■ **PROBLEM**:
Copy all of the data below verbatim, line by line, omitting the pictures from your reproduction.

■ **MATERIAL FOR THIS TASK**:
┄┄┄┄┄┄┄┄┄┄
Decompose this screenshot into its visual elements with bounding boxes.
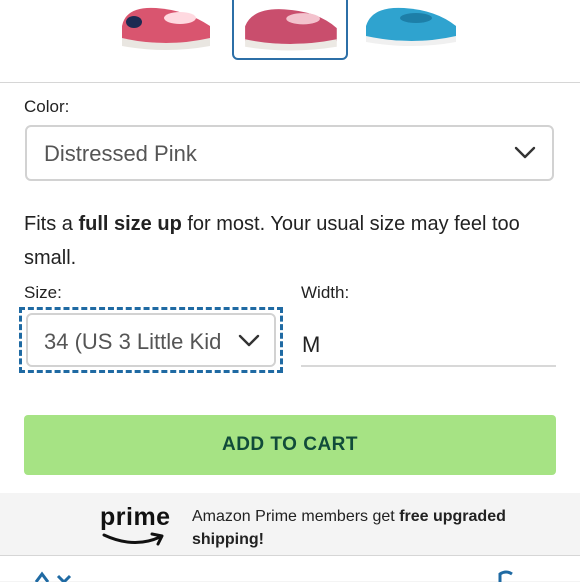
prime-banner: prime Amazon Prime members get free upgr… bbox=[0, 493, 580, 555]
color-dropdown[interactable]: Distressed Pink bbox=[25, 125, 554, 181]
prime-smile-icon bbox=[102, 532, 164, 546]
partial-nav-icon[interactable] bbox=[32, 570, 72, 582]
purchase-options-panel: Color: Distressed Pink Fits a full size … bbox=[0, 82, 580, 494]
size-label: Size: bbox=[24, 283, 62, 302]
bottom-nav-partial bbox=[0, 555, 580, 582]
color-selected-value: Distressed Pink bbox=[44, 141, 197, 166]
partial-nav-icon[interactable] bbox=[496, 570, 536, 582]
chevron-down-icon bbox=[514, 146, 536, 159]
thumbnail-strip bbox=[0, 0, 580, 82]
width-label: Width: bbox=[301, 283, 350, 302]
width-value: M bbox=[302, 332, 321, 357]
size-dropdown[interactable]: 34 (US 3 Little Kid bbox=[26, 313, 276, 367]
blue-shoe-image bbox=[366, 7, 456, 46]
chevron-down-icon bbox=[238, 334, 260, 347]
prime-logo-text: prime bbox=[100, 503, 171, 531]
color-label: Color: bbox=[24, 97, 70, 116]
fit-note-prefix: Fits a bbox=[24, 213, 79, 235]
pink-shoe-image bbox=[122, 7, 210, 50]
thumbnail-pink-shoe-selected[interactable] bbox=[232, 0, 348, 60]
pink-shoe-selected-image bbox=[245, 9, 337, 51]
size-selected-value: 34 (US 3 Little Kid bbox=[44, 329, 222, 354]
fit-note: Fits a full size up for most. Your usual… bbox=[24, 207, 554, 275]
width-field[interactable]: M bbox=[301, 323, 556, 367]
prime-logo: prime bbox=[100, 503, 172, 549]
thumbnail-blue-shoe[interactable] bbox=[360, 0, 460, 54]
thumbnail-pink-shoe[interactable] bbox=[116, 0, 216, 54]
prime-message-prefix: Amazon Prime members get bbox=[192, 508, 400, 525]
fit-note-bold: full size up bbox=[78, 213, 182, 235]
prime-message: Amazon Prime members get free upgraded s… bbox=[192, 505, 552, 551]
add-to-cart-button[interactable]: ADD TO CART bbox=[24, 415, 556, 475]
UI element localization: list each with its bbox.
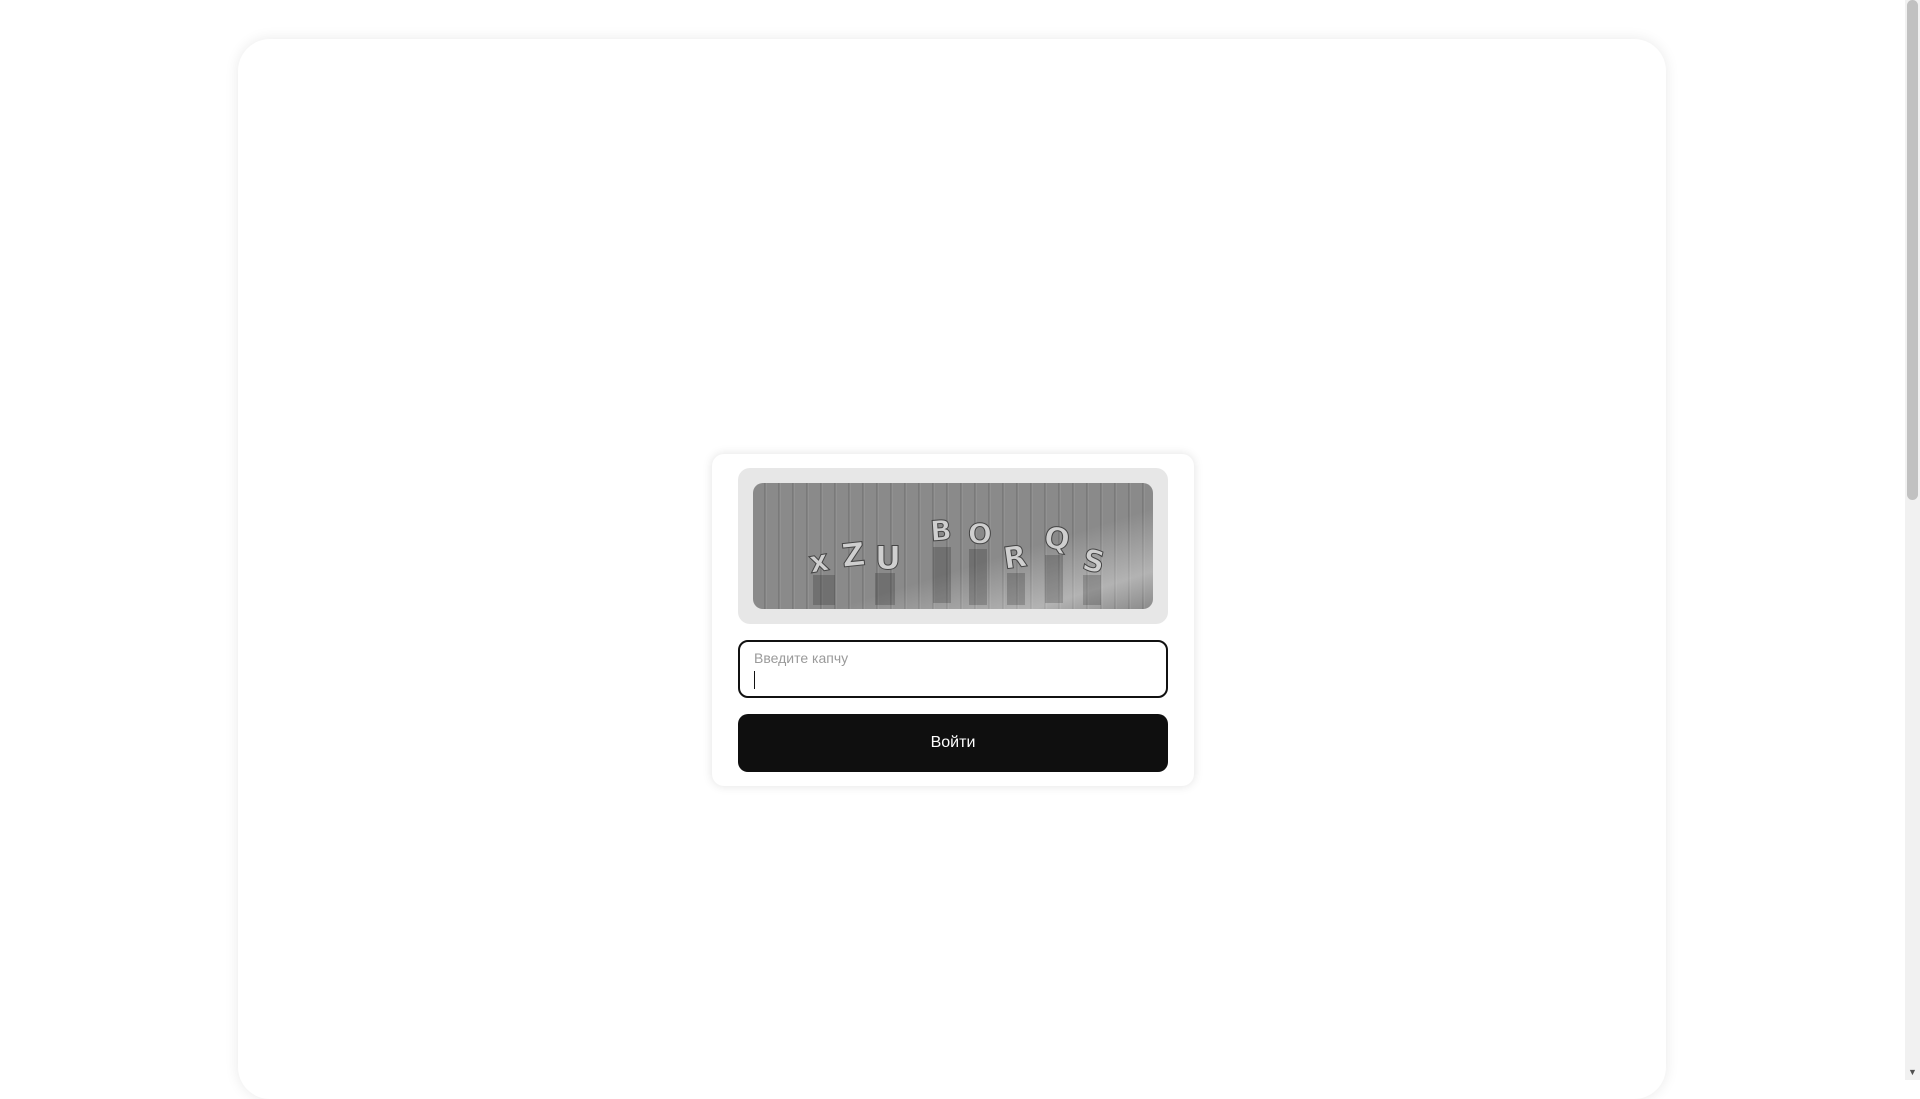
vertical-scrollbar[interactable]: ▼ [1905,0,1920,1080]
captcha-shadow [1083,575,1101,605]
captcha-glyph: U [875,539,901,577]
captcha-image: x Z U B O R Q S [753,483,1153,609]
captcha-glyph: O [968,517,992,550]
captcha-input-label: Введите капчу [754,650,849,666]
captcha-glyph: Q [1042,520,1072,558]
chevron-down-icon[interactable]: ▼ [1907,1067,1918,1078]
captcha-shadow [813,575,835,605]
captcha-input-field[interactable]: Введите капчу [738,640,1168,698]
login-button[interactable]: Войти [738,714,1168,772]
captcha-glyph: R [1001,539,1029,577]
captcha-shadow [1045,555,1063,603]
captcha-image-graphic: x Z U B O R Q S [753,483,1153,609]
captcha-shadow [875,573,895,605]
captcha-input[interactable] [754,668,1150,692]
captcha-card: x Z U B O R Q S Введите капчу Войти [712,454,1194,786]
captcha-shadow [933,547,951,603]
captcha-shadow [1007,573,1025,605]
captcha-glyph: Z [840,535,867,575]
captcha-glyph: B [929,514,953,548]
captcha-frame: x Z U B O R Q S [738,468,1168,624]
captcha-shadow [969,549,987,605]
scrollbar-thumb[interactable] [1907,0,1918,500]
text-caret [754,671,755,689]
┄┄┄┄┄┄┄┄┄┄
■ **EXPECTED OUTPUT**:
Decompose this screenshot into its visual elements with bounding boxes.
prime-banner: prime Amazon Prime members get free upgr… bbox=[0, 493, 580, 555]
color-dropdown[interactable]: Distressed Pink bbox=[25, 125, 554, 181]
prime-smile-icon bbox=[102, 532, 164, 546]
partial-nav-icon[interactable] bbox=[32, 570, 72, 582]
purchase-options-panel: Color: Distressed Pink Fits a full size … bbox=[0, 82, 580, 494]
size-label: Size: bbox=[24, 283, 62, 302]
bottom-nav-partial bbox=[0, 555, 580, 582]
color-selected-value: Distressed Pink bbox=[44, 141, 197, 166]
partial-nav-icon[interactable] bbox=[496, 570, 536, 582]
chevron-down-icon bbox=[514, 146, 536, 159]
thumbnail-strip bbox=[0, 0, 580, 82]
width-label: Width: bbox=[301, 283, 350, 302]
width-value: M bbox=[302, 332, 321, 357]
size-dropdown[interactable]: 34 (US 3 Little Kid bbox=[26, 313, 276, 367]
blue-shoe-image bbox=[366, 7, 456, 46]
chevron-down-icon bbox=[238, 334, 260, 347]
prime-logo-text: prime bbox=[100, 503, 171, 531]
color-label: Color: bbox=[24, 97, 70, 116]
fit-note-prefix: Fits a bbox=[24, 213, 79, 235]
pink-shoe-image bbox=[122, 7, 210, 50]
thumbnail-pink-shoe-selected[interactable] bbox=[232, 0, 348, 60]
pink-shoe-selected-image bbox=[245, 9, 337, 51]
size-selected-value: 34 (US 3 Little Kid bbox=[44, 329, 222, 354]
fit-note: Fits a full size up for most. Your usual… bbox=[24, 207, 554, 275]
width-field[interactable]: M bbox=[301, 323, 556, 367]
prime-logo: prime bbox=[100, 503, 172, 549]
thumbnail-blue-shoe[interactable] bbox=[360, 0, 460, 54]
thumbnail-pink-shoe[interactable] bbox=[116, 0, 216, 54]
prime-message-prefix: Amazon Prime members get bbox=[192, 508, 400, 525]
fit-note-bold: full size up bbox=[78, 213, 182, 235]
prime-message: Amazon Prime members get free upgraded s… bbox=[192, 505, 552, 551]
add-to-cart-button[interactable]: ADD TO CART bbox=[24, 415, 556, 475]
UI element localization: list each with its bbox.
vertical-scrollbar[interactable]: ▼ [1905,0,1920,1080]
captcha-shadow [1083,575,1101,605]
captcha-glyph: U [875,539,901,577]
captcha-image: x Z U B O R Q S [753,483,1153,609]
captcha-glyph: O [968,517,992,550]
captcha-input-label: Введите капчу [754,650,849,666]
captcha-glyph: Q [1042,520,1072,558]
chevron-down-icon[interactable]: ▼ [1907,1067,1918,1078]
captcha-shadow [813,575,835,605]
captcha-input-field[interactable]: Введите капчу [738,640,1168,698]
login-button[interactable]: Войти [738,714,1168,772]
captcha-glyph: R [1001,539,1029,577]
captcha-shadow [1045,555,1063,603]
captcha-image-graphic: x Z U B O R Q S [753,483,1153,609]
captcha-shadow [875,573,895,605]
captcha-input[interactable] [754,668,1150,692]
captcha-card: x Z U B O R Q S Введите капчу Войти [712,454,1194,786]
captcha-shadow [933,547,951,603]
captcha-shadow [1007,573,1025,605]
captcha-glyph: Z [840,535,867,575]
captcha-glyph: B [929,514,953,548]
captcha-frame: x Z U B O R Q S [738,468,1168,624]
captcha-shadow [969,549,987,605]
scrollbar-thumb[interactable] [1907,0,1918,500]
text-caret [754,671,755,689]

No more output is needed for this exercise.